→ **Stated problem**: Please retype the data in full and exactly; the pictures are not part of the copy.

(Dataset excerpt)
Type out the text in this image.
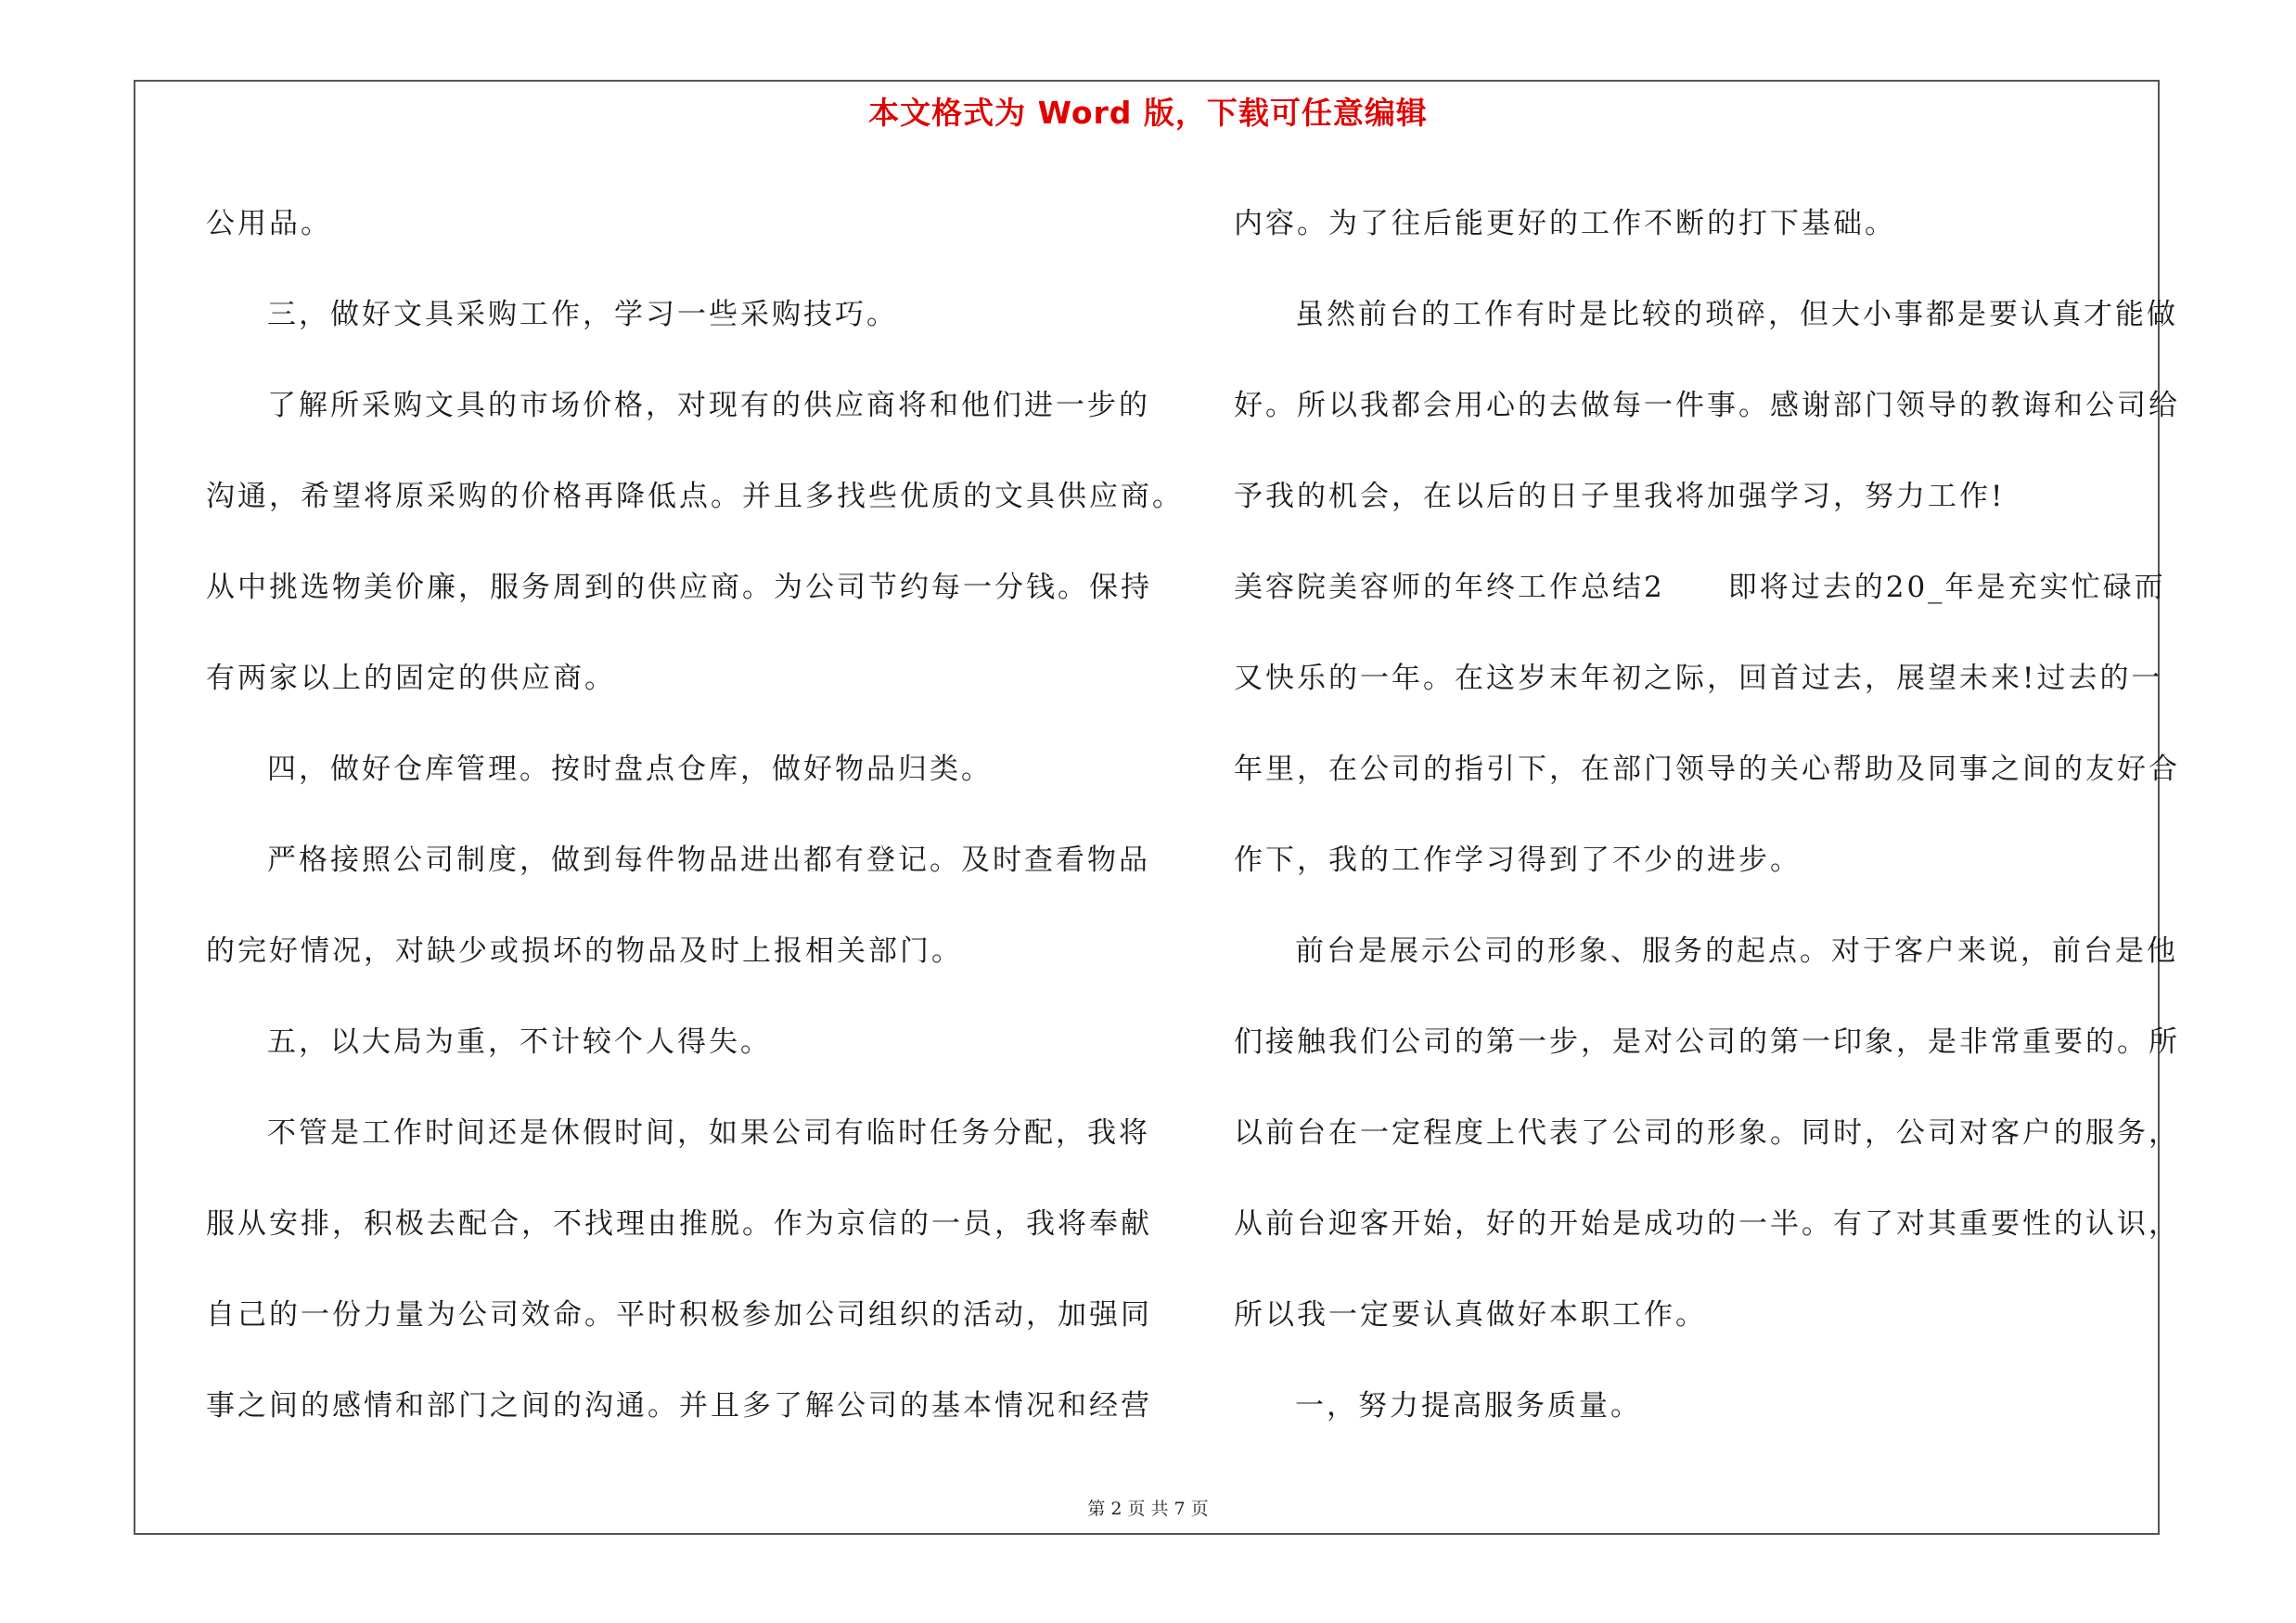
本文格式为 Word 版，下载可任意编辑
公用品。
三，做好文具采购工作，学习一些采购技巧。
了解所采购文具的市场价格，对现有的供应商将和他们进一步的
沟通，希望将原采购的价格再降低点。并且多找些优质的文具供应商。
从中挑选物美价廉，服务周到的供应商。为公司节约每一分钱。保持
有两家以上的固定的供应商。
四，做好仓库管理。按时盘点仓库，做好物品归类。
严格接照公司制度，做到每件物品进出都有登记。及时查看物品
的完好情况，对缺少或损坏的物品及时上报相关部门。
五，以大局为重，不计较个人得失。
不管是工作时间还是休假时间，如果公司有临时任务分配，我将
服从安排，积极去配合，不找理由推脱。作为京信的一员，我将奉献
自己的一份力量为公司效命。平时积极参加公司组织的活动，加强同
事之间的感情和部门之间的沟通。并且多了解公司的基本情况和经营
内容。为了往后能更好的工作不断的打下基础。
虽然前台的工作有时是比较的琐碎，但大小事都是要认真才能做
好。所以我都会用心的去做每一件事。感谢部门领导的教诲和公司给
予我的机会，在以后的日子里我将加强学习，努力工作!
美容院美容师的年终工作总结2　　即将过去的20_年是充实忙碌而
又快乐的一年。在这岁末年初之际，回首过去，展望未来!过去的一
年里，在公司的指引下，在部门领导的关心帮助及同事之间的友好合
作下，我的工作学习得到了不少的进步。
前台是展示公司的形象、服务的起点。对于客户来说，前台是他
们接触我们公司的第一步，是对公司的第一印象，是非常重要的。所
以前台在一定程度上代表了公司的形象。同时，公司对客户的服务，
从前台迎客开始，好的开始是成功的一半。有了对其重要性的认识，
所以我一定要认真做好本职工作。
一，努力提高服务质量。
第 2 页 共 7 页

→ **Solution for this problem**:
Type out the text in this image.
本文格式为 Word 版，下载可任意编辑
公用品。
三，做好文具采购工作，学习一些采购技巧。
了解所采购文具的市场价格，对现有的供应商将和他们进一步的
沟通，希望将原采购的价格再降低点。并且多找些优质的文具供应商。
从中挑选物美价廉，服务周到的供应商。为公司节约每一分钱。保持
有两家以上的固定的供应商。
四，做好仓库管理。按时盘点仓库，做好物品归类。
严格接照公司制度，做到每件物品进出都有登记。及时查看物品
的完好情况，对缺少或损坏的物品及时上报相关部门。
五，以大局为重，不计较个人得失。
不管是工作时间还是休假时间，如果公司有临时任务分配，我将
服从安排，积极去配合，不找理由推脱。作为京信的一员，我将奉献
自己的一份力量为公司效命。平时积极参加公司组织的活动，加强同
事之间的感情和部门之间的沟通。并且多了解公司的基本情况和经营
内容。为了往后能更好的工作不断的打下基础。
虽然前台的工作有时是比较的琐碎，但大小事都是要认真才能做
好。所以我都会用心的去做每一件事。感谢部门领导的教诲和公司给
予我的机会，在以后的日子里我将加强学习，努力工作!
美容院美容师的年终工作总结2　　即将过去的20_年是充实忙碌而
又快乐的一年。在这岁末年初之际，回首过去，展望未来!过去的一
年里，在公司的指引下，在部门领导的关心帮助及同事之间的友好合
作下，我的工作学习得到了不少的进步。
前台是展示公司的形象、服务的起点。对于客户来说，前台是他
们接触我们公司的第一步，是对公司的第一印象，是非常重要的。所
以前台在一定程度上代表了公司的形象。同时，公司对客户的服务，
从前台迎客开始，好的开始是成功的一半。有了对其重要性的认识，
所以我一定要认真做好本职工作。
一，努力提高服务质量。
第 2 页 共 7 页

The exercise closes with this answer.